### The exercise
Update every item so that "staticText" is replaced with "label" wherever it appears. Leave everything else unchanged.

(Records from a data collection)
------

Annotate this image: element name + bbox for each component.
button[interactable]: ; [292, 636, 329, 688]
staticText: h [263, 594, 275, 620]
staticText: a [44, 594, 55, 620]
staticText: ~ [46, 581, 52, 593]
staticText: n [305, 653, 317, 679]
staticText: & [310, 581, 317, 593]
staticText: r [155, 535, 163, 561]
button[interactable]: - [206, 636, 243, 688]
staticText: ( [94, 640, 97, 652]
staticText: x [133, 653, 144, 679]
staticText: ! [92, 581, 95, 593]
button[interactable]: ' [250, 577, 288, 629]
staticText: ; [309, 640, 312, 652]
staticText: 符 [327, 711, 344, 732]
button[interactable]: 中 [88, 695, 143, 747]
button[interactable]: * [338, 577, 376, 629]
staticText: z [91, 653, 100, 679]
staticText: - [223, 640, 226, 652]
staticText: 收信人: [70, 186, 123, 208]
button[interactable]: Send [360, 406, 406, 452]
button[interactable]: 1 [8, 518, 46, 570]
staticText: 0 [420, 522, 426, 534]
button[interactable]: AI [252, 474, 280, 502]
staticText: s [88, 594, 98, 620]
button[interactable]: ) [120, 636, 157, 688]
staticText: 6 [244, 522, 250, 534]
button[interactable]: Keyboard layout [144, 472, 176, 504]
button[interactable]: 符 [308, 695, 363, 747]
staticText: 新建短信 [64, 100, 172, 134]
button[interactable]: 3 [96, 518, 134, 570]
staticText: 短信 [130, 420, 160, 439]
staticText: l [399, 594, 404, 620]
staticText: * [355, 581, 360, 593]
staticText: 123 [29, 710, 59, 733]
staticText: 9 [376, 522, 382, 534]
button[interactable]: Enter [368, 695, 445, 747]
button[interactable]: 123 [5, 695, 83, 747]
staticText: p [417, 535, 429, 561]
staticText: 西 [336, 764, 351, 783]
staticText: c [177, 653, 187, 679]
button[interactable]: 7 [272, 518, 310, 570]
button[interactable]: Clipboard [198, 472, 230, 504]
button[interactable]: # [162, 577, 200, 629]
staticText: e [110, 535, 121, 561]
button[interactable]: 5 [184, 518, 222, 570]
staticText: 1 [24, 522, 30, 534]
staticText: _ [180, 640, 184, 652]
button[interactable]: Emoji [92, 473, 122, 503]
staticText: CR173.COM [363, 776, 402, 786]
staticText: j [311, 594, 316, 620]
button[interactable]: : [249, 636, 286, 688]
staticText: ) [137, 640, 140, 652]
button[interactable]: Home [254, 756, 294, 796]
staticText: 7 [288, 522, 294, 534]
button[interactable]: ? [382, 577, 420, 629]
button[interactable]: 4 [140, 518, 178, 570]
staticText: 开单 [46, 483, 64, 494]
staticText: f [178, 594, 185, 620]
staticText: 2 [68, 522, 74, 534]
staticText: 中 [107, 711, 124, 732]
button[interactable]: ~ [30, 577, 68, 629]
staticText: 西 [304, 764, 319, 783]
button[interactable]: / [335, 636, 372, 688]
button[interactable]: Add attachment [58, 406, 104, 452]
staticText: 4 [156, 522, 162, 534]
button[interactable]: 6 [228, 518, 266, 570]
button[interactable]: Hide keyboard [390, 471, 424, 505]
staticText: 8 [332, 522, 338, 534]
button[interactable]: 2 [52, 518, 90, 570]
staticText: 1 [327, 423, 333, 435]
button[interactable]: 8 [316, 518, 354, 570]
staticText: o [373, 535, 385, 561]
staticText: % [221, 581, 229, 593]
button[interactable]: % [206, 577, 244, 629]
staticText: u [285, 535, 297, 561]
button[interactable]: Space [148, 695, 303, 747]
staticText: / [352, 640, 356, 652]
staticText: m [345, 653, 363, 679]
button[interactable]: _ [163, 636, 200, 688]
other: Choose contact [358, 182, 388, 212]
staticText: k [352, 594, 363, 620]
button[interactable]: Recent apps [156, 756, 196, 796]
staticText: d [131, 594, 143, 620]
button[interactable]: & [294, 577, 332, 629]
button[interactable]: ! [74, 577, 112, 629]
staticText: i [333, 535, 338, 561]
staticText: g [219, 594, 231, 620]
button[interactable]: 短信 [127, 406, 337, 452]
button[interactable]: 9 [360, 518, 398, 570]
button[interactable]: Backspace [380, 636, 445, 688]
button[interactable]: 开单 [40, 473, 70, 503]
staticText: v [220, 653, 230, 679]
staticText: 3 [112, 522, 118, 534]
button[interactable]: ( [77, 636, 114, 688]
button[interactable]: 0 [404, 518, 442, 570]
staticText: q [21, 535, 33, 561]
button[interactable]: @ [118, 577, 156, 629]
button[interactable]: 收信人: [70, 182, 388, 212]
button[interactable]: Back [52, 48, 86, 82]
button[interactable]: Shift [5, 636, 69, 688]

------

### Response below
Annotate this image: element name + bbox for each component.
button[interactable]: ; [292, 636, 329, 688]
label: h [263, 594, 275, 620]
label: a [44, 594, 55, 620]
label: ~ [46, 581, 52, 593]
label: n [305, 653, 317, 679]
label: & [310, 581, 317, 593]
label: r [155, 535, 163, 561]
button[interactable]: - [206, 636, 243, 688]
label: ( [94, 640, 97, 652]
label: x [133, 653, 144, 679]
label: ! [92, 581, 95, 593]
button[interactable]: ' [250, 577, 288, 629]
label: ; [309, 640, 312, 652]
label: 符 [327, 711, 344, 732]
button[interactable]: 中 [88, 695, 143, 747]
button[interactable]: * [338, 577, 376, 629]
label: z [91, 653, 100, 679]
label: - [223, 640, 226, 652]
label: 收信人: [70, 186, 123, 208]
button[interactable]: Send [360, 406, 406, 452]
button[interactable]: 1 [8, 518, 46, 570]
label: 0 [420, 522, 426, 534]
button[interactable]: AI [252, 474, 280, 502]
label: s [88, 594, 98, 620]
button[interactable]: ) [120, 636, 157, 688]
label: 6 [244, 522, 250, 534]
button[interactable]: Keyboard layout [144, 472, 176, 504]
button[interactable]: 符 [308, 695, 363, 747]
label: 新建短信 [64, 100, 172, 134]
button[interactable]: 3 [96, 518, 134, 570]
label: 短信 [130, 420, 160, 439]
label: l [399, 594, 404, 620]
label: * [355, 581, 360, 593]
label: 123 [29, 710, 59, 733]
label: 9 [376, 522, 382, 534]
button[interactable]: Enter [368, 695, 445, 747]
button[interactable]: 123 [5, 695, 83, 747]
label: p [417, 535, 429, 561]
label: 西 [336, 764, 351, 783]
label: c [177, 653, 187, 679]
button[interactable]: 7 [272, 518, 310, 570]
button[interactable]: Clipboard [198, 472, 230, 504]
button[interactable]: # [162, 577, 200, 629]
label: e [110, 535, 121, 561]
button[interactable]: 5 [184, 518, 222, 570]
label: 1 [24, 522, 30, 534]
label: _ [180, 640, 184, 652]
button[interactable]: Emoji [92, 473, 122, 503]
label: CR173.COM [363, 776, 402, 786]
label: j [311, 594, 316, 620]
button[interactable]: : [249, 636, 286, 688]
label: ) [137, 640, 140, 652]
button[interactable]: Home [254, 756, 294, 796]
label: 7 [288, 522, 294, 534]
button[interactable]: ? [382, 577, 420, 629]
button[interactable]: 4 [140, 518, 178, 570]
label: 开单 [46, 483, 64, 494]
label: f [178, 594, 185, 620]
label: 2 [68, 522, 74, 534]
label: 中 [107, 711, 124, 732]
button[interactable]: ~ [30, 577, 68, 629]
label: 西 [304, 764, 319, 783]
button[interactable]: / [335, 636, 372, 688]
button[interactable]: Add attachment [58, 406, 104, 452]
label: 4 [156, 522, 162, 534]
button[interactable]: 6 [228, 518, 266, 570]
button[interactable]: Hide keyboard [390, 471, 424, 505]
label: 8 [332, 522, 338, 534]
button[interactable]: 2 [52, 518, 90, 570]
label: 1 [327, 423, 333, 435]
button[interactable]: 8 [316, 518, 354, 570]
label: o [373, 535, 385, 561]
label: % [221, 581, 229, 593]
button[interactable]: % [206, 577, 244, 629]
label: u [285, 535, 297, 561]
button[interactable]: Space [148, 695, 303, 747]
label: / [352, 640, 356, 652]
label: m [345, 653, 363, 679]
button[interactable]: _ [163, 636, 200, 688]
other: Choose contact [358, 182, 388, 212]
label: k [352, 594, 363, 620]
button[interactable]: Recent apps [156, 756, 196, 796]
label: d [131, 594, 143, 620]
button[interactable]: & [294, 577, 332, 629]
button[interactable]: ! [74, 577, 112, 629]
label: i [333, 535, 338, 561]
label: g [219, 594, 231, 620]
button[interactable]: 短信 [127, 406, 337, 452]
button[interactable]: 9 [360, 518, 398, 570]
button[interactable]: Backspace [380, 636, 445, 688]
button[interactable]: 开单 [40, 473, 70, 503]
label: v [220, 653, 230, 679]
label: 3 [112, 522, 118, 534]
button[interactable]: ( [77, 636, 114, 688]
button[interactable]: 0 [404, 518, 442, 570]
label: q [21, 535, 33, 561]
button[interactable]: @ [118, 577, 156, 629]
button[interactable]: 收信人: [70, 182, 388, 212]
button[interactable]: Back [52, 48, 86, 82]
button[interactable]: Shift [5, 636, 69, 688]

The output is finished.